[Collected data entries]
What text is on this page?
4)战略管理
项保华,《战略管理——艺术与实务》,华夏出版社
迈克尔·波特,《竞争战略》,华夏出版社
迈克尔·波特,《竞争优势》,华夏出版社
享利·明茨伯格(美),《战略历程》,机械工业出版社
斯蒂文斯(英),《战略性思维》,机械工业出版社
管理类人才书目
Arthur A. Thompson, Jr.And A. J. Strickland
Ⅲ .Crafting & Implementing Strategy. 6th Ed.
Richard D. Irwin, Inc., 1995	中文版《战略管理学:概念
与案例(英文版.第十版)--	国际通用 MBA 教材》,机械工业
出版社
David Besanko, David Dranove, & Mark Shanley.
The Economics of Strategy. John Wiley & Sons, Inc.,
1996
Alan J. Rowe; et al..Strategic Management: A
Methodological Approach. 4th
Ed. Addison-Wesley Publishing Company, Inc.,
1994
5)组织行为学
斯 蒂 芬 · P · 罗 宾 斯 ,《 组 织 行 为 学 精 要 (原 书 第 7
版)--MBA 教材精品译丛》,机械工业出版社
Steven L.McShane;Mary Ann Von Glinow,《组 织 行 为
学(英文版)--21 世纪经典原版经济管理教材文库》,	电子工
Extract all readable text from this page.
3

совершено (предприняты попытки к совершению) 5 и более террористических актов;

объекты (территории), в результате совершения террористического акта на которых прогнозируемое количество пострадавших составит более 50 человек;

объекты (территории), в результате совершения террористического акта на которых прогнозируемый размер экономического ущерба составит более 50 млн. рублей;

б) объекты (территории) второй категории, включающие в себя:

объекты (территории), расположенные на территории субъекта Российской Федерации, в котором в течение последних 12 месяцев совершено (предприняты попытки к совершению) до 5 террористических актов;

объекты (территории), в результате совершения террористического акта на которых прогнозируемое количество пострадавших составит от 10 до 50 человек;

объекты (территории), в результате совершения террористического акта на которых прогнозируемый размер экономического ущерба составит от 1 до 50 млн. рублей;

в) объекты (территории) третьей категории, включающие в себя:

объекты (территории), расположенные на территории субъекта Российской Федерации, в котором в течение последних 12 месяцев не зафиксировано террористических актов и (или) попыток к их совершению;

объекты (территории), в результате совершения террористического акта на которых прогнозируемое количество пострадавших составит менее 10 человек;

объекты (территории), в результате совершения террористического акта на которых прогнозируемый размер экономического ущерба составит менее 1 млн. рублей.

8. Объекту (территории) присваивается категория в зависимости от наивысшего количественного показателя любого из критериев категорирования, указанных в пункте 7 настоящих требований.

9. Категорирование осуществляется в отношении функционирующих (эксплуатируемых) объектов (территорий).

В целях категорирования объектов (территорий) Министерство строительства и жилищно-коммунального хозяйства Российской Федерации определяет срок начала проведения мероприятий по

→ YOUR OBJECTIVE
Recopy all the lines exactly as they appear.

→ SOLUTION TO THE EXERCISE
What text is on this page?
4)战略管理
项保华,《战略管理——艺术与实务》,华夏出版社
迈克尔·波特,《竞争战略》,华夏出版社
迈克尔·波特,《竞争优势》,华夏出版社
享利·明茨伯格(美),《战略历程》,机械工业出版社
斯蒂文斯(英),《战略性思维》,机械工业出版社
管理类人才书目
Arthur A. Thompson, Jr.And A. J. Strickland
Ⅲ .Crafting & Implementing Strategy. 6th Ed.
Richard D. Irwin, Inc., 1995	中文版《战略管理学:概念
与案例(英文版.第十版)--	国际通用 MBA 教材》,机械工业
出版社
David Besanko, David Dranove, & Mark Shanley.
The Economics of Strategy. John Wiley & Sons, Inc.,
1996
Alan J. Rowe; et al..Strategic Management: A
Methodological Approach. 4th
Ed. Addison-Wesley Publishing Company, Inc.,
1994
5)组织行为学
斯 蒂 芬 · P · 罗 宾 斯 ,《 组 织 行 为 学 精 要 (原 书 第 7
版)--MBA 教材精品译丛》,机械工业出版社
Steven L.McShane;Mary Ann Von Glinow,《组 织 行 为
学(英文版)--21 世纪经典原版经济管理教材文库》,	电子工
Extract all readable text from this page.
3

совершено (предприняты попытки к совершению) 5 и более террористических актов;

объекты (территории), в результате совершения террористического акта на которых прогнозируемое количество пострадавших составит более 50 человек;

объекты (территории), в результате совершения террористического акта на которых прогнозируемый размер экономического ущерба составит более 50 млн. рублей;

б) объекты (территории) второй категории, включающие в себя:

объекты (территории), расположенные на территории субъекта Российской Федерации, в котором в течение последних 12 месяцев совершено (предприняты попытки к совершению) до 5 террористических актов;

объекты (территории), в результате совершения террористического акта на которых прогнозируемое количество пострадавших составит от 10 до 50 человек;

объекты (территории), в результате совершения террористического акта на которых прогнозируемый размер экономического ущерба составит от 1 до 50 млн. рублей;

в) объекты (территории) третьей категории, включающие в себя:

объекты (территории), расположенные на территории субъекта Российской Федерации, в котором в течение последних 12 месяцев не зафиксировано террористических актов и (или) попыток к их совершению;

объекты (территории), в результате совершения террористического акта на которых прогнозируемое количество пострадавших составит менее 10 человек;

объекты (территории), в результате совершения террористического акта на которых прогнозируемый размер экономического ущерба составит менее 1 млн. рублей.

8. Объекту (территории) присваивается категория в зависимости от наивысшего количественного показателя любого из критериев категорирования, указанных в пункте 7 настоящих требований.

9. Категорирование осуществляется в отношении функционирующих (эксплуатируемых) объектов (территорий).

В целях категорирования объектов (территорий) Министерство строительства и жилищно-коммунального хозяйства Российской Федерации определяет срок начала проведения мероприятий по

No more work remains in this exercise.